#### Belirtilen amaç
Aşağıda, kayıtlardan önce yer alan “çizmeden yukarı çıkma” deyiminin hikâyesini anlatan yazıyı, son cümlesinden sonrasını yazarak sürdürün.

Bir rock star olarak Altan Tan... Yükü ağır, aklı hafif!
Hani, “haddini aşan” insanlar için “çizmeden yukarı çıkma” deriz ya, bu sözün “hikâye”sini bilir misiniz...
Her “deyim”in, her “atasözü”nün bir hikâyesi olduğu gibi, “çizmeden yukarı çıkma” sözünün de bir hikâyesi vardır ve şöyledir:
19. yüzyılda, “Fransız ressam”larından Delacroix, Paris’te bir resim sergisi açmıştı.
Sergiyi gezenlerden bir kişi, büyükçe bir “şövalye tablosu”nun önünde uzun süre durarak, yakından-uzaktan ciddi ciddi seyreder, beğenmediğini belirten bir biçimde de başını sallarmış.
Bu durum, “ressam”ın ilgisini çekmiş, vatandaşın yanına gelerek sormuş;
“Bu tablo ile çok ilgilendiğiniz belli oluyor.”
“Evet” demiş adam;
“Şövalyenin çizmesindeki körük kıvrımlarında hatalar var!”
“Pekiyi nasıl anladınız?”
“Ben kunduracıyım, çizme dikerim” demiş adam... Bunun üzerine ressam Delacroix, hemen tuvalini ve boyalarını getirerek adamın söylediği biçimde çizmeyi düzeltmiş ve gerçekten daha iyi olduğunu görmekten memnun olarak adama teşekkür etmiş.
Fakat adam yine tablonun başından ayrılmadan, bu defa da; “şövalyenin pantolonu”nda ve “kemeri”nde de hatalar olduğunu belirtince bu çok bilmişliğe dayanamayan ressam, demiş ki;
“Bak dostum... Tamam anladım... Sen, iyi bir kunduracısın ama çizmeden yukarı çıkma!”

#### Verilen kayıtlar
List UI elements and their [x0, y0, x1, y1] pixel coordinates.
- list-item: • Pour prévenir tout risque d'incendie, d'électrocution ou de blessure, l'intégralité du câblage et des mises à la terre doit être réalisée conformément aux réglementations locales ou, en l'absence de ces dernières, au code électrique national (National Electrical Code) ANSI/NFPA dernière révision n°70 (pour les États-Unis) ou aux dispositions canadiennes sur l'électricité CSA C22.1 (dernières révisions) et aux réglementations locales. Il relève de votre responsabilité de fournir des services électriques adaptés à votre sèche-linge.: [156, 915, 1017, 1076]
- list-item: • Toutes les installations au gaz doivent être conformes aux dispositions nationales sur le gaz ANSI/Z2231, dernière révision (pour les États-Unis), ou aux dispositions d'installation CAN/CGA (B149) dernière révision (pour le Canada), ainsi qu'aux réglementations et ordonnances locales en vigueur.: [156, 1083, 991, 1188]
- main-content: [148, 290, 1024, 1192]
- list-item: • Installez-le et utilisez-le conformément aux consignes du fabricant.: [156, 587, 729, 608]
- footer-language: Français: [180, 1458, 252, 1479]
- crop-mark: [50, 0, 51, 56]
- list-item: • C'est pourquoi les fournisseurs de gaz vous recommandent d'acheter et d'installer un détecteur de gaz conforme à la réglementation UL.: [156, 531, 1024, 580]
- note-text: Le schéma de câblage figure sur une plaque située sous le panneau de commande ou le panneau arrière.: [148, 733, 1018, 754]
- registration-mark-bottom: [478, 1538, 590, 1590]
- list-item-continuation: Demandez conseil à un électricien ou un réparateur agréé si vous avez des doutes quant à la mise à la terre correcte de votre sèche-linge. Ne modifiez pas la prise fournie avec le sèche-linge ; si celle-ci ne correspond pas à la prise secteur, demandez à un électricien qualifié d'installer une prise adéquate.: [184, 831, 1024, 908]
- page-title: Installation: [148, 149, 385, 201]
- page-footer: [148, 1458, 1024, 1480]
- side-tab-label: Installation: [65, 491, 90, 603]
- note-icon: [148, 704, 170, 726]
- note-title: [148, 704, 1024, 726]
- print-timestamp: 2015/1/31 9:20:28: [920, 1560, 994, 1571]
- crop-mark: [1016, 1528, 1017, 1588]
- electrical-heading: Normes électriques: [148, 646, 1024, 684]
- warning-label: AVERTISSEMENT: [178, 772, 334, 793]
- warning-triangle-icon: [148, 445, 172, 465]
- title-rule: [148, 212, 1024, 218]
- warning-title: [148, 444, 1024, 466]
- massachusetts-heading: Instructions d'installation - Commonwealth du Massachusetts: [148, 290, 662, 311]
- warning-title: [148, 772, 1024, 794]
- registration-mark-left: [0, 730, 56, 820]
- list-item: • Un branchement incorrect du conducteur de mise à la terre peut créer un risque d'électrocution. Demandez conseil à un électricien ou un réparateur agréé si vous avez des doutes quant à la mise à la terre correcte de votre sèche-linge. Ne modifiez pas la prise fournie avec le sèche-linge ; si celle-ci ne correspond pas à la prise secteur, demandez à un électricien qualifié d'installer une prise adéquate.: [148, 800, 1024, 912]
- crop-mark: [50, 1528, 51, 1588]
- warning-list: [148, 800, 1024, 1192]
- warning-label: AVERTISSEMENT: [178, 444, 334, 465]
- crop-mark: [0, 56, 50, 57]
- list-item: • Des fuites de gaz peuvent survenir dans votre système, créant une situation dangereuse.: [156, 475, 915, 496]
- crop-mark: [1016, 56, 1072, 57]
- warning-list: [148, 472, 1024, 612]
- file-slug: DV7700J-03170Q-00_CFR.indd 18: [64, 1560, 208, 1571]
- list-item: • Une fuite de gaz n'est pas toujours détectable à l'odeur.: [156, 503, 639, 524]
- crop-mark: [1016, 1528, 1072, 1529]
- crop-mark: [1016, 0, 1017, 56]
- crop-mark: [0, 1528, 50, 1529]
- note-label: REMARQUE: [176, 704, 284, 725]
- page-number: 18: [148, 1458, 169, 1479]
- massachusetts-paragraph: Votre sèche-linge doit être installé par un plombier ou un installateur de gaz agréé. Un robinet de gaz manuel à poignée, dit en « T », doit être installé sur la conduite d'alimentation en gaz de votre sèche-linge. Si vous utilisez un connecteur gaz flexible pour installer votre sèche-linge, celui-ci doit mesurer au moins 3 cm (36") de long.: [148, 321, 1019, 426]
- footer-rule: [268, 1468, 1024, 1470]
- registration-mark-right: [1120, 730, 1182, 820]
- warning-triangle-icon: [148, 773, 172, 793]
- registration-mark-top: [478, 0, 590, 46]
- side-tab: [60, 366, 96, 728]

#### Sonuç
Kim, hangi “iş”le meşgulse, o konuda ahkâm kessin!.. “Askerlik” yapanlar askerliğini, “siyaset”le meşgul olanlar siyasetçiliğini, “işçi” olan işçiliğini, “memur” olan memurluğunu bilmeli, kısacası, herkes “haddini bilmeli”dir!..
Bir kişi ki; “bilmediği” bir konuda “ahkâm” kesmeye ve hele hele “çizmeden yukarı çıkmaya” başlarsa, ona; “Hoop” derler; “Ağır ol da molla desinler!”
Kendi işini doğru dürüst yapmayıp, başkasının işine burnunu sokanlar; hem “komik” duruma düşerler, hem de hakettikleri cevabı alırlar.
Tıpkı, Altan Tan gibi...
KİM BU ALTAN TAN?
Efendim; Ali İhsan Karahasanoğlu kardeşimin dünkü yazısında özetle değindiği “Altan Tan olayı”nı, biraz daha geniş şekilde gündeme getirmek istiyorum.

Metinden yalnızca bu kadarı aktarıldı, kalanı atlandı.